start DATA FOR THIS EXERCISE

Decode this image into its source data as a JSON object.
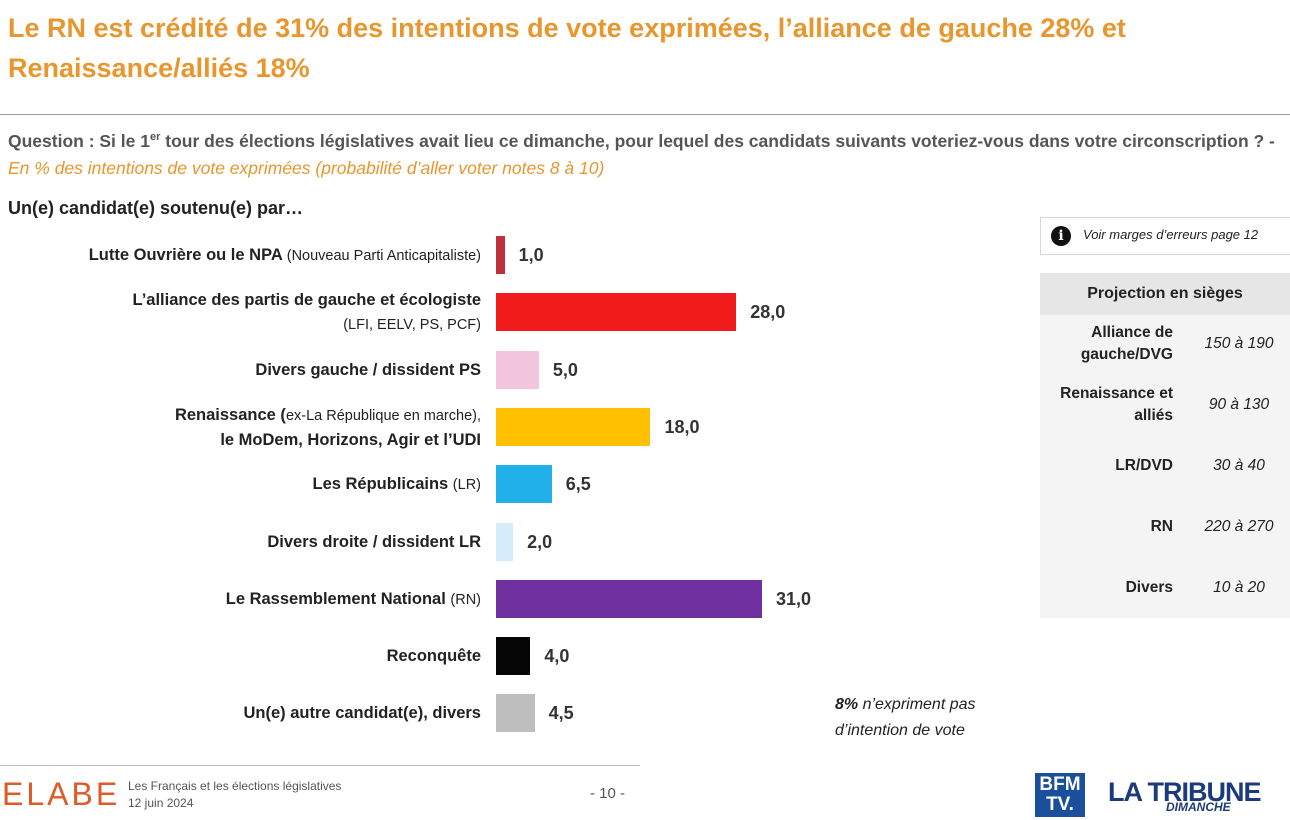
{
  "title": "Le RN est crédité de 31% des intentions de vote exprimées, l’alliance de gauche 28% et Renaissance/alliés 18%",
  "question": {
    "prefix": "Question : Si le 1",
    "sup": "er",
    "body": " tour des élections législatives avait lieu ce dimanche, pour lequel des candidats suivants voteriez-vous dans votre circonscription ? - ",
    "note": "En % des intentions de vote exprimées (probabilité d’aller voter notes 8 à 10)"
  },
  "subheading": "Un(e) candidat(e) soutenu(e) par…",
  "rows": [
    {
      "label_main": "Lutte Ouvrière ou le NPA ",
      "label_light": "(Nouveau Parti Anticapitaliste)",
      "label_line2": "",
      "value_text": "1,0"
    },
    {
      "label_main": "L’alliance des partis de gauche et écologiste",
      "label_light": "",
      "label_line2": "(LFI, EELV, PS, PCF)",
      "value_text": "28,0"
    },
    {
      "label_main": "Divers gauche / dissident PS",
      "label_light": "",
      "label_line2": "",
      "value_text": "5,0"
    },
    {
      "label_main": "Renaissance (",
      "label_light": "ex-La République en marche),",
      "label_line2": "le MoDem, Horizons, Agir et l’UDI",
      "value_text": "18,0"
    },
    {
      "label_main": "Les Républicains ",
      "label_light": "(LR)",
      "label_line2": "",
      "value_text": "6,5"
    },
    {
      "label_main": "Divers droite / dissident LR",
      "label_light": "",
      "label_line2": "",
      "value_text": "2,0"
    },
    {
      "label_main": "Le Rassemblement National ",
      "label_light": "(RN)",
      "label_line2": "",
      "value_text": "31,0"
    },
    {
      "label_main": "Reconquête",
      "label_light": "",
      "label_line2": "",
      "value_text": "4,0"
    },
    {
      "label_main": "Un(e) autre candidat(e), divers",
      "label_light": "",
      "label_line2": "",
      "value_text": "4,5"
    }
  ],
  "chart_data": {
    "type": "bar",
    "orientation": "horizontal",
    "title": "Le RN est crédité de 31% des intentions de vote exprimées, l’alliance de gauche 28% et Renaissance/alliés 18%",
    "categories": [
      "Lutte Ouvrière ou le NPA (Nouveau Parti Anticapitaliste)",
      "L’alliance des partis de gauche et écologiste (LFI, EELV, PS, PCF)",
      "Divers gauche / dissident PS",
      "Renaissance (ex-La République en marche), le MoDem, Horizons, Agir et l’UDI",
      "Les Républicains (LR)",
      "Divers droite / dissident LR",
      "Le Rassemblement National (RN)",
      "Reconquête",
      "Un(e) autre candidat(e), divers"
    ],
    "values": [
      1.0,
      28.0,
      5.0,
      18.0,
      6.5,
      2.0,
      31.0,
      4.0,
      4.5
    ],
    "colors": [
      "#C0303A",
      "#F01C1C",
      "#F4C6DE",
      "#FFC000",
      "#22B0EA",
      "#D6ECFA",
      "#7030A0",
      "#050505",
      "#BEBEBE"
    ],
    "xlim": [
      0,
      31
    ],
    "grid": false,
    "legend": "none"
  },
  "info": {
    "icon": "info-icon",
    "text": "Voir marges d’erreurs page 12"
  },
  "seats": {
    "header": "Projection en sièges",
    "rows": [
      {
        "label_line1": "Alliance de",
        "label_line2": "gauche/DVG",
        "value": "150 à 190"
      },
      {
        "label_line1": "Renaissance et",
        "label_line2": "alliés",
        "value": "90 à 130"
      },
      {
        "label_line1": "LR/DVD",
        "label_line2": "",
        "value": "30 à 40"
      },
      {
        "label_line1": "RN",
        "label_line2": "",
        "value": "220 à 270"
      },
      {
        "label_line1": "Divers",
        "label_line2": "",
        "value": "10 à 20"
      }
    ]
  },
  "note": {
    "bold": "8%",
    "line1_rest": " n’expriment pas",
    "line2": "d’intention de vote"
  },
  "footer": {
    "brand": "ELABE",
    "study": "Les Français et les élections législatives",
    "date": "12 juin 2024",
    "page": "- 10 -",
    "bfm_line1": "BFM",
    "bfm_line2": "TV.",
    "tribune": "LA TRIBUNE",
    "tribune_sub": "DIMANCHE"
  }
}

end DATA FOR THIS EXERCISE

■ **WRITTEN INSTRUCTION**
Quote every line of the records above exactly; no picture is to be copied.

■ **COMPLETE ANSWER**
Decode this image into its source data as a JSON object.
{
  "title": "Le RN est crédité de 31% des intentions de vote exprimées, l’alliance de gauche 28% et Renaissance/alliés 18%",
  "question": {
    "prefix": "Question : Si le 1",
    "sup": "er",
    "body": " tour des élections législatives avait lieu ce dimanche, pour lequel des candidats suivants voteriez-vous dans votre circonscription ? - ",
    "note": "En % des intentions de vote exprimées (probabilité d’aller voter notes 8 à 10)"
  },
  "subheading": "Un(e) candidat(e) soutenu(e) par…",
  "rows": [
    {
      "label_main": "Lutte Ouvrière ou le NPA ",
      "label_light": "(Nouveau Parti Anticapitaliste)",
      "label_line2": "",
      "value_text": "1,0"
    },
    {
      "label_main": "L’alliance des partis de gauche et écologiste",
      "label_light": "",
      "label_line2": "(LFI, EELV, PS, PCF)",
      "value_text": "28,0"
    },
    {
      "label_main": "Divers gauche / dissident PS",
      "label_light": "",
      "label_line2": "",
      "value_text": "5,0"
    },
    {
      "label_main": "Renaissance (",
      "label_light": "ex-La République en marche),",
      "label_line2": "le MoDem, Horizons, Agir et l’UDI",
      "value_text": "18,0"
    },
    {
      "label_main": "Les Républicains ",
      "label_light": "(LR)",
      "label_line2": "",
      "value_text": "6,5"
    },
    {
      "label_main": "Divers droite / dissident LR",
      "label_light": "",
      "label_line2": "",
      "value_text": "2,0"
    },
    {
      "label_main": "Le Rassemblement National ",
      "label_light": "(RN)",
      "label_line2": "",
      "value_text": "31,0"
    },
    {
      "label_main": "Reconquête",
      "label_light": "",
      "label_line2": "",
      "value_text": "4,0"
    },
    {
      "label_main": "Un(e) autre candidat(e), divers",
      "label_light": "",
      "label_line2": "",
      "value_text": "4,5"
    }
  ],
  "chart_data": {
    "type": "bar",
    "orientation": "horizontal",
    "title": "Le RN est crédité de 31% des intentions de vote exprimées, l’alliance de gauche 28% et Renaissance/alliés 18%",
    "categories": [
      "Lutte Ouvrière ou le NPA (Nouveau Parti Anticapitaliste)",
      "L’alliance des partis de gauche et écologiste (LFI, EELV, PS, PCF)",
      "Divers gauche / dissident PS",
      "Renaissance (ex-La République en marche), le MoDem, Horizons, Agir et l’UDI",
      "Les Républicains (LR)",
      "Divers droite / dissident LR",
      "Le Rassemblement National (RN)",
      "Reconquête",
      "Un(e) autre candidat(e), divers"
    ],
    "values": [
      1.0,
      28.0,
      5.0,
      18.0,
      6.5,
      2.0,
      31.0,
      4.0,
      4.5
    ],
    "colors": [
      "#C0303A",
      "#F01C1C",
      "#F4C6DE",
      "#FFC000",
      "#22B0EA",
      "#D6ECFA",
      "#7030A0",
      "#050505",
      "#BEBEBE"
    ],
    "xlim": [
      0,
      31
    ],
    "grid": false,
    "legend": "none"
  },
  "info": {
    "icon": "info-icon",
    "text": "Voir marges d’erreurs page 12"
  },
  "seats": {
    "header": "Projection en sièges",
    "rows": [
      {
        "label_line1": "Alliance de",
        "label_line2": "gauche/DVG",
        "value": "150 à 190"
      },
      {
        "label_line1": "Renaissance et",
        "label_line2": "alliés",
        "value": "90 à 130"
      },
      {
        "label_line1": "LR/DVD",
        "label_line2": "",
        "value": "30 à 40"
      },
      {
        "label_line1": "RN",
        "label_line2": "",
        "value": "220 à 270"
      },
      {
        "label_line1": "Divers",
        "label_line2": "",
        "value": "10 à 20"
      }
    ]
  },
  "note": {
    "bold": "8%",
    "line1_rest": " n’expriment pas",
    "line2": "d’intention de vote"
  },
  "footer": {
    "brand": "ELABE",
    "study": "Les Français et les élections législatives",
    "date": "12 juin 2024",
    "page": "- 10 -",
    "bfm_line1": "BFM",
    "bfm_line2": "TV.",
    "tribune": "LA TRIBUNE",
    "tribune_sub": "DIMANCHE"
  }
}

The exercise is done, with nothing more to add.